Your goal: Nothing should be left out: output all of the entries exactly.
-- START Data provided --
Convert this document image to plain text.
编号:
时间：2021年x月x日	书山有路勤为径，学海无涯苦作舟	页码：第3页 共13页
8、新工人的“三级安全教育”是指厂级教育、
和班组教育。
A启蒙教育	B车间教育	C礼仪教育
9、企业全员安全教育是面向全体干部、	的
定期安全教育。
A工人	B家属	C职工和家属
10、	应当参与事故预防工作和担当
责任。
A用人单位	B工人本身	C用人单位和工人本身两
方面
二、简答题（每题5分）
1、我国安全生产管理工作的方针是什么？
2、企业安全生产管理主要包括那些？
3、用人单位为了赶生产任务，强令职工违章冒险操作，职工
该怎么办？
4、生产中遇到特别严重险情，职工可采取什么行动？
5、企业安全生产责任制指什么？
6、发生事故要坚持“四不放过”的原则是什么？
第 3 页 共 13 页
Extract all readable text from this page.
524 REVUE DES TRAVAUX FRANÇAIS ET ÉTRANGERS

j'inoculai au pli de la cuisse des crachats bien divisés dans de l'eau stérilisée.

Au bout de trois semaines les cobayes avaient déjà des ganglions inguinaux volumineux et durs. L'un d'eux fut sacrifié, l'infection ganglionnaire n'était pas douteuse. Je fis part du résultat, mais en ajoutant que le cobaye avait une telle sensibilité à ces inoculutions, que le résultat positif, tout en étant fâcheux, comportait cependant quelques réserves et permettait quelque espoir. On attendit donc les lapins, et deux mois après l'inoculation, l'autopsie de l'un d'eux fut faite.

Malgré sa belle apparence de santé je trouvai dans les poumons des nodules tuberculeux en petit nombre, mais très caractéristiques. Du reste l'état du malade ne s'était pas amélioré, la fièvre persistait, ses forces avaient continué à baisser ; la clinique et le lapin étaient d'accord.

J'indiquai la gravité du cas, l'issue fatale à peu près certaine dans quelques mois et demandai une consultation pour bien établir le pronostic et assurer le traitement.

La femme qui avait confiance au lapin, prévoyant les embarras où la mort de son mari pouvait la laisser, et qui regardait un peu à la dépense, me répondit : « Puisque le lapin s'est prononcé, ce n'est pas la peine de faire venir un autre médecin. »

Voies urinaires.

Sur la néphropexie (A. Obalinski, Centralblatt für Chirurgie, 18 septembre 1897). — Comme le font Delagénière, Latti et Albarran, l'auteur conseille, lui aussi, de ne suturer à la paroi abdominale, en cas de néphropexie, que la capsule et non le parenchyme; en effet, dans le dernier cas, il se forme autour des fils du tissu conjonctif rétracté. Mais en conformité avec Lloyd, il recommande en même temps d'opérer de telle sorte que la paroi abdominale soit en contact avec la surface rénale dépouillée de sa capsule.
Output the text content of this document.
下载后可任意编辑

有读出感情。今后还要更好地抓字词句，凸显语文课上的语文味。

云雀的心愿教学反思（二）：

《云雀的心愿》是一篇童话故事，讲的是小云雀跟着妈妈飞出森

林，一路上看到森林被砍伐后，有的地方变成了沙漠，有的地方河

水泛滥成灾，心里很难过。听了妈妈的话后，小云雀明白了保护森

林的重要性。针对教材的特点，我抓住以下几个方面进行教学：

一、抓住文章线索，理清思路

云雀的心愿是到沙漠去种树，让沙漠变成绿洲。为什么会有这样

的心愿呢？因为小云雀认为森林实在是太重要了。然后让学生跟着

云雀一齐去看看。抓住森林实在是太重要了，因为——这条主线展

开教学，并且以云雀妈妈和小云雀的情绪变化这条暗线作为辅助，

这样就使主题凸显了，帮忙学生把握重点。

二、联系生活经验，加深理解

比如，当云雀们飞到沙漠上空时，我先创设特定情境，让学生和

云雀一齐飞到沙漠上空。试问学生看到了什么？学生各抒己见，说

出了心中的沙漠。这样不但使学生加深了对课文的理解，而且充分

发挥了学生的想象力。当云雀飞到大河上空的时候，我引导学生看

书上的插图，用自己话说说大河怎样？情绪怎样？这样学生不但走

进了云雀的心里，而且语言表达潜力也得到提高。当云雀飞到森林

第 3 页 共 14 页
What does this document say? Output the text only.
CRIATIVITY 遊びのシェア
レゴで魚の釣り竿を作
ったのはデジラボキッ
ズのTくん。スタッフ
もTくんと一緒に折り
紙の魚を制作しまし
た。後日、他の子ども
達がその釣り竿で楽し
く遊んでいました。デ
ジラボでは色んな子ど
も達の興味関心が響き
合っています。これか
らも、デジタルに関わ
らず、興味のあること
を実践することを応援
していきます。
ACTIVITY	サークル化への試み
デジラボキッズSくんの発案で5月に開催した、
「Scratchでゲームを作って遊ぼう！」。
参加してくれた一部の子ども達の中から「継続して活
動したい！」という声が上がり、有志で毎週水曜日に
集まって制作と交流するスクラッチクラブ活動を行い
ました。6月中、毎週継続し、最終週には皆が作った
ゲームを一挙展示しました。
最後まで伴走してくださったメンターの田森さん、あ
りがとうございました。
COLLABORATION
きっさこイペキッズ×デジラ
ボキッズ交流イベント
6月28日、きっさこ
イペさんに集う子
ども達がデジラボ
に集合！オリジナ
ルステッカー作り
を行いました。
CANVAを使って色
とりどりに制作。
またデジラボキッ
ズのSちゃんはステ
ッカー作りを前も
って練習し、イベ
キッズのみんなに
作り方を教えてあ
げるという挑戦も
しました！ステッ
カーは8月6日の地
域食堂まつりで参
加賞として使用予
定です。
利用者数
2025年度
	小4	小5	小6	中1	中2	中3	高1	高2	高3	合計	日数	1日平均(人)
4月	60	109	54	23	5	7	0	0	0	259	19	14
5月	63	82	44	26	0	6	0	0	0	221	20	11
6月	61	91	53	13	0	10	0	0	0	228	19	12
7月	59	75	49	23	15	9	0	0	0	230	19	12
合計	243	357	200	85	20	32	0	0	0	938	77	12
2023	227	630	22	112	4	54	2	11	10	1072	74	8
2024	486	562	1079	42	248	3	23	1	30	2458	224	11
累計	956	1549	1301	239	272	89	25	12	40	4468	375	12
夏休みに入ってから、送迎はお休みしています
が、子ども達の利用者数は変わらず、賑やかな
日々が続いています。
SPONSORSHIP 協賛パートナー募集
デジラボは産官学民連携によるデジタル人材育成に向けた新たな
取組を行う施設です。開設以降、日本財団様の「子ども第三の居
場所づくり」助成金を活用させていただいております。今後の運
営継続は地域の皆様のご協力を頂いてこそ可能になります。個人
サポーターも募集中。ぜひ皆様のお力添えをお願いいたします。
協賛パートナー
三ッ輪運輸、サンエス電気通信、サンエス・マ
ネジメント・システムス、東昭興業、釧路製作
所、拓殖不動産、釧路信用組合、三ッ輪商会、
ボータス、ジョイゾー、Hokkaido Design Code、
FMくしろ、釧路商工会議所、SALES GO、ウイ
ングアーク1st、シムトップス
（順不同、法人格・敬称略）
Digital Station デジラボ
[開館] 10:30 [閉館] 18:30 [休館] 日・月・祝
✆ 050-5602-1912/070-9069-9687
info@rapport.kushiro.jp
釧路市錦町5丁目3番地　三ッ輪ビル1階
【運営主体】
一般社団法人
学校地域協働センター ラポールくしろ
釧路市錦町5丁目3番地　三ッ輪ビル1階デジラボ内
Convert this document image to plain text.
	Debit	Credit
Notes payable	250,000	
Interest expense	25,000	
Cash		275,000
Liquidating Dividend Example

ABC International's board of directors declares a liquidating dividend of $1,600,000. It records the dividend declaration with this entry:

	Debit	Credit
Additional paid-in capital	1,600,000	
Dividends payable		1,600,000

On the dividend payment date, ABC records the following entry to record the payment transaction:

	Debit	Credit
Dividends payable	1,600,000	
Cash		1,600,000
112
-- END Data provided --
The solution:
Convert this document image to plain text.
编号:
时间：2021年x月x日	书山有路勤为径，学海无涯苦作舟	页码：第3页 共13页
8、新工人的“三级安全教育”是指厂级教育、
和班组教育。
A启蒙教育	B车间教育	C礼仪教育
9、企业全员安全教育是面向全体干部、	的
定期安全教育。
A工人	B家属	C职工和家属
10、	应当参与事故预防工作和担当
责任。
A用人单位	B工人本身	C用人单位和工人本身两
方面
二、简答题（每题5分）
1、我国安全生产管理工作的方针是什么？
2、企业安全生产管理主要包括那些？
3、用人单位为了赶生产任务，强令职工违章冒险操作，职工
该怎么办？
4、生产中遇到特别严重险情，职工可采取什么行动？
5、企业安全生产责任制指什么？
6、发生事故要坚持“四不放过”的原则是什么？
第 3 页 共 13 页
Extract all readable text from this page.
524 REVUE DES TRAVAUX FRANÇAIS ET ÉTRANGERS

j'inoculai au pli de la cuisse des crachats bien divisés dans de l'eau stérilisée.

Au bout de trois semaines les cobayes avaient déjà des ganglions inguinaux volumineux et durs. L'un d'eux fut sacrifié, l'infection ganglionnaire n'était pas douteuse. Je fis part du résultat, mais en ajoutant que le cobaye avait une telle sensibilité à ces inoculutions, que le résultat positif, tout en étant fâcheux, comportait cependant quelques réserves et permettait quelque espoir. On attendit donc les lapins, et deux mois après l'inoculation, l'autopsie de l'un d'eux fut faite.

Malgré sa belle apparence de santé je trouvai dans les poumons des nodules tuberculeux en petit nombre, mais très caractéristiques. Du reste l'état du malade ne s'était pas amélioré, la fièvre persistait, ses forces avaient continué à baisser ; la clinique et le lapin étaient d'accord.

J'indiquai la gravité du cas, l'issue fatale à peu près certaine dans quelques mois et demandai une consultation pour bien établir le pronostic et assurer le traitement.

La femme qui avait confiance au lapin, prévoyant les embarras où la mort de son mari pouvait la laisser, et qui regardait un peu à la dépense, me répondit : « Puisque le lapin s'est prononcé, ce n'est pas la peine de faire venir un autre médecin. »

Voies urinaires.

Sur la néphropexie (A. Obalinski, Centralblatt für Chirurgie, 18 septembre 1897). — Comme le font Delagénière, Latti et Albarran, l'auteur conseille, lui aussi, de ne suturer à la paroi abdominale, en cas de néphropexie, que la capsule et non le parenchyme; en effet, dans le dernier cas, il se forme autour des fils du tissu conjonctif rétracté. Mais en conformité avec Lloyd, il recommande en même temps d'opérer de telle sorte que la paroi abdominale soit en contact avec la surface rénale dépouillée de sa capsule.
Output the text content of this document.
下载后可任意编辑

有读出感情。今后还要更好地抓字词句，凸显语文课上的语文味。

云雀的心愿教学反思（二）：

《云雀的心愿》是一篇童话故事，讲的是小云雀跟着妈妈飞出森

林，一路上看到森林被砍伐后，有的地方变成了沙漠，有的地方河

水泛滥成灾，心里很难过。听了妈妈的话后，小云雀明白了保护森

林的重要性。针对教材的特点，我抓住以下几个方面进行教学：

一、抓住文章线索，理清思路

云雀的心愿是到沙漠去种树，让沙漠变成绿洲。为什么会有这样

的心愿呢？因为小云雀认为森林实在是太重要了。然后让学生跟着

云雀一齐去看看。抓住森林实在是太重要了，因为——这条主线展

开教学，并且以云雀妈妈和小云雀的情绪变化这条暗线作为辅助，

这样就使主题凸显了，帮忙学生把握重点。

二、联系生活经验，加深理解

比如，当云雀们飞到沙漠上空时，我先创设特定情境，让学生和

云雀一齐飞到沙漠上空。试问学生看到了什么？学生各抒己见，说

出了心中的沙漠。这样不但使学生加深了对课文的理解，而且充分

发挥了学生的想象力。当云雀飞到大河上空的时候，我引导学生看

书上的插图，用自己话说说大河怎样？情绪怎样？这样学生不但走

进了云雀的心里，而且语言表达潜力也得到提高。当云雀飞到森林

第 3 页 共 14 页
What does this document say? Output the text only.
CRIATIVITY 遊びのシェア
レゴで魚の釣り竿を作
ったのはデジラボキッ
ズのTくん。スタッフ
もTくんと一緒に折り
紙の魚を制作しまし
た。後日、他の子ども
達がその釣り竿で楽し
く遊んでいました。デ
ジラボでは色んな子ど
も達の興味関心が響き
合っています。これか
らも、デジタルに関わ
らず、興味のあること
を実践することを応援
していきます。
ACTIVITY	サークル化への試み
デジラボキッズSくんの発案で5月に開催した、
「Scratchでゲームを作って遊ぼう！」。
参加してくれた一部の子ども達の中から「継続して活
動したい！」という声が上がり、有志で毎週水曜日に
集まって制作と交流するスクラッチクラブ活動を行い
ました。6月中、毎週継続し、最終週には皆が作った
ゲームを一挙展示しました。
最後まで伴走してくださったメンターの田森さん、あ
りがとうございました。
COLLABORATION
きっさこイペキッズ×デジラ
ボキッズ交流イベント
6月28日、きっさこ
イペさんに集う子
ども達がデジラボ
に集合！オリジナ
ルステッカー作り
を行いました。
CANVAを使って色
とりどりに制作。
またデジラボキッ
ズのSちゃんはステ
ッカー作りを前も
って練習し、イベ
キッズのみんなに
作り方を教えてあ
げるという挑戦も
しました！ステッ
カーは8月6日の地
域食堂まつりで参
加賞として使用予
定です。
利用者数
2025年度
	小4	小5	小6	中1	中2	中3	高1	高2	高3	合計	日数	1日平均(人)
4月	60	109	54	23	5	7	0	0	0	259	19	14
5月	63	82	44	26	0	6	0	0	0	221	20	11
6月	61	91	53	13	0	10	0	0	0	228	19	12
7月	59	75	49	23	15	9	0	0	0	230	19	12
合計	243	357	200	85	20	32	0	0	0	938	77	12
2023	227	630	22	112	4	54	2	11	10	1072	74	8
2024	486	562	1079	42	248	3	23	1	30	2458	224	11
累計	956	1549	1301	239	272	89	25	12	40	4468	375	12
夏休みに入ってから、送迎はお休みしています
が、子ども達の利用者数は変わらず、賑やかな
日々が続いています。
SPONSORSHIP 協賛パートナー募集
デジラボは産官学民連携によるデジタル人材育成に向けた新たな
取組を行う施設です。開設以降、日本財団様の「子ども第三の居
場所づくり」助成金を活用させていただいております。今後の運
営継続は地域の皆様のご協力を頂いてこそ可能になります。個人
サポーターも募集中。ぜひ皆様のお力添えをお願いいたします。
協賛パートナー
三ッ輪運輸、サンエス電気通信、サンエス・マ
ネジメント・システムス、東昭興業、釧路製作
所、拓殖不動産、釧路信用組合、三ッ輪商会、
ボータス、ジョイゾー、Hokkaido Design Code、
FMくしろ、釧路商工会議所、SALES GO、ウイ
ングアーク1st、シムトップス
（順不同、法人格・敬称略）
Digital Station デジラボ
[開館] 10:30 [閉館] 18:30 [休館] 日・月・祝
✆ 050-5602-1912/070-9069-9687
info@rapport.kushiro.jp
釧路市錦町5丁目3番地　三ッ輪ビル1階
【運営主体】
一般社団法人
学校地域協働センター ラポールくしろ
釧路市錦町5丁目3番地　三ッ輪ビル1階デジラボ内
Convert this document image to plain text.
	Debit	Credit
Notes payable	250,000	
Interest expense	25,000	
Cash		275,000
Liquidating Dividend Example

ABC International's board of directors declares a liquidating dividend of $1,600,000. It records the dividend declaration with this entry:

	Debit	Credit
Additional paid-in capital	1,600,000	
Dividends payable		1,600,000

On the dividend payment date, ABC records the following entry to record the payment transaction:

	Debit	Credit
Dividends payable	1,600,000	
Cash		1,600,000
112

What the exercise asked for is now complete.